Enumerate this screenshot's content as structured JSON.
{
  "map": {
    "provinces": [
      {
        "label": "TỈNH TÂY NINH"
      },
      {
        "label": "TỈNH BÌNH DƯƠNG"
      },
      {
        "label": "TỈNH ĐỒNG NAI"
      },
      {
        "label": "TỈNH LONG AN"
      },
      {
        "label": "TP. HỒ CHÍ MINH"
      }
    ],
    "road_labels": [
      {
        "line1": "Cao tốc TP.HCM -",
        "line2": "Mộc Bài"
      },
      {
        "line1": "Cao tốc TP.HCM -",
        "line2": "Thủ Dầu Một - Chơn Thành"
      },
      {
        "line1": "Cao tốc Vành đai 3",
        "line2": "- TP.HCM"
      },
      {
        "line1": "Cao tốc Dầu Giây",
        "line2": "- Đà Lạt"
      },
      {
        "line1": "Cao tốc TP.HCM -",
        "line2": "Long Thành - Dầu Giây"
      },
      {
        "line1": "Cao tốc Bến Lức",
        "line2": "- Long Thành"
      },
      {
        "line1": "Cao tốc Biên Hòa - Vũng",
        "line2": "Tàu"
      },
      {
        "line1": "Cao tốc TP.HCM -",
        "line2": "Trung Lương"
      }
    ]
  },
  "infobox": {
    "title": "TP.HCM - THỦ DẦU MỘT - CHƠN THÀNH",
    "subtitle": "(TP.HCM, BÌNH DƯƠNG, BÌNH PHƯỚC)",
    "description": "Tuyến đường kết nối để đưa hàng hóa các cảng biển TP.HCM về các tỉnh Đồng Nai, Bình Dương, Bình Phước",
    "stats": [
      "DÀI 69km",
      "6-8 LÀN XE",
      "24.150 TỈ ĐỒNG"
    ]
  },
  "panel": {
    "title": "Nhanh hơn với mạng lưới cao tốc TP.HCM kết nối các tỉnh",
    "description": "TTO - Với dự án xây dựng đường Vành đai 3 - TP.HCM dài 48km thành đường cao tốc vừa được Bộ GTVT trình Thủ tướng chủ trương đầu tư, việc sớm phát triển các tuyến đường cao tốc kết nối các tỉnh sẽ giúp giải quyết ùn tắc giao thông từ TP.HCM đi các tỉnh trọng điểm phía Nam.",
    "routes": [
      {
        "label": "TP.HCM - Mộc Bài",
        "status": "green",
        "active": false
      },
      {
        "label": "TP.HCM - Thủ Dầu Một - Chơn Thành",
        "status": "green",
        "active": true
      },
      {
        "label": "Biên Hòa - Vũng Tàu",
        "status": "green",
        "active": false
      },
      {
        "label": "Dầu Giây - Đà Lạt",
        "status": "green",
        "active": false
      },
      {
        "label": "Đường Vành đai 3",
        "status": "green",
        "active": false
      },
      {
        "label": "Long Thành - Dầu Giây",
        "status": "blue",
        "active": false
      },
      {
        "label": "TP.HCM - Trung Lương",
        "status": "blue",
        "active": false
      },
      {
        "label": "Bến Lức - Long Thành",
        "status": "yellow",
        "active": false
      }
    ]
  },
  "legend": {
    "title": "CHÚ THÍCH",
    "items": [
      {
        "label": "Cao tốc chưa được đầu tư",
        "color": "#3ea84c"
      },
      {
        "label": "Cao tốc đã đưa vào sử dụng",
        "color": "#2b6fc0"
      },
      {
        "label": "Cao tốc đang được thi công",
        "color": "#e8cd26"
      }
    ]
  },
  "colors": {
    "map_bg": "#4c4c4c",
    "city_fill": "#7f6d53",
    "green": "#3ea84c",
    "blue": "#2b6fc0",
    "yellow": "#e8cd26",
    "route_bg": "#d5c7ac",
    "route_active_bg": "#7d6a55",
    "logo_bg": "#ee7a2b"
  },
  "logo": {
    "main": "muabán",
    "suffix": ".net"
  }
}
===============
Exercise task: Quote the material exactly, leaving nothing out.

Task answer:
Enumerate this screenshot's content as structured JSON.
{
  "map": {
    "provinces": [
      {
        "label": "TỈNH TÂY NINH"
      },
      {
        "label": "TỈNH BÌNH DƯƠNG"
      },
      {
        "label": "TỈNH ĐỒNG NAI"
      },
      {
        "label": "TỈNH LONG AN"
      },
      {
        "label": "TP. HỒ CHÍ MINH"
      }
    ],
    "road_labels": [
      {
        "line1": "Cao tốc TP.HCM -",
        "line2": "Mộc Bài"
      },
      {
        "line1": "Cao tốc TP.HCM -",
        "line2": "Thủ Dầu Một - Chơn Thành"
      },
      {
        "line1": "Cao tốc Vành đai 3",
        "line2": "- TP.HCM"
      },
      {
        "line1": "Cao tốc Dầu Giây",
        "line2": "- Đà Lạt"
      },
      {
        "line1": "Cao tốc TP.HCM -",
        "line2": "Long Thành - Dầu Giây"
      },
      {
        "line1": "Cao tốc Bến Lức",
        "line2": "- Long Thành"
      },
      {
        "line1": "Cao tốc Biên Hòa - Vũng",
        "line2": "Tàu"
      },
      {
        "line1": "Cao tốc TP.HCM -",
        "line2": "Trung Lương"
      }
    ]
  },
  "infobox": {
    "title": "TP.HCM - THỦ DẦU MỘT - CHƠN THÀNH",
    "subtitle": "(TP.HCM, BÌNH DƯƠNG, BÌNH PHƯỚC)",
    "description": "Tuyến đường kết nối để đưa hàng hóa các cảng biển TP.HCM về các tỉnh Đồng Nai, Bình Dương, Bình Phước",
    "stats": [
      "DÀI 69km",
      "6-8 LÀN XE",
      "24.150 TỈ ĐỒNG"
    ]
  },
  "panel": {
    "title": "Nhanh hơn với mạng lưới cao tốc TP.HCM kết nối các tỉnh",
    "description": "TTO - Với dự án xây dựng đường Vành đai 3 - TP.HCM dài 48km thành đường cao tốc vừa được Bộ GTVT trình Thủ tướng chủ trương đầu tư, việc sớm phát triển các tuyến đường cao tốc kết nối các tỉnh sẽ giúp giải quyết ùn tắc giao thông từ TP.HCM đi các tỉnh trọng điểm phía Nam.",
    "routes": [
      {
        "label": "TP.HCM - Mộc Bài",
        "status": "green",
        "active": false
      },
      {
        "label": "TP.HCM - Thủ Dầu Một - Chơn Thành",
        "status": "green",
        "active": true
      },
      {
        "label": "Biên Hòa - Vũng Tàu",
        "status": "green",
        "active": false
      },
      {
        "label": "Dầu Giây - Đà Lạt",
        "status": "green",
        "active": false
      },
      {
        "label": "Đường Vành đai 3",
        "status": "green",
        "active": false
      },
      {
        "label": "Long Thành - Dầu Giây",
        "status": "blue",
        "active": false
      },
      {
        "label": "TP.HCM - Trung Lương",
        "status": "blue",
        "active": false
      },
      {
        "label": "Bến Lức - Long Thành",
        "status": "yellow",
        "active": false
      }
    ]
  },
  "legend": {
    "title": "CHÚ THÍCH",
    "items": [
      {
        "label": "Cao tốc chưa được đầu tư",
        "color": "#3ea84c"
      },
      {
        "label": "Cao tốc đã đưa vào sử dụng",
        "color": "#2b6fc0"
      },
      {
        "label": "Cao tốc đang được thi công",
        "color": "#e8cd26"
      }
    ]
  },
  "colors": {
    "map_bg": "#4c4c4c",
    "city_fill": "#7f6d53",
    "green": "#3ea84c",
    "blue": "#2b6fc0",
    "yellow": "#e8cd26",
    "route_bg": "#d5c7ac",
    "route_active_bg": "#7d6a55",
    "logo_bg": "#ee7a2b"
  },
  "logo": {
    "main": "muabán",
    "suffix": ".net"
  }
}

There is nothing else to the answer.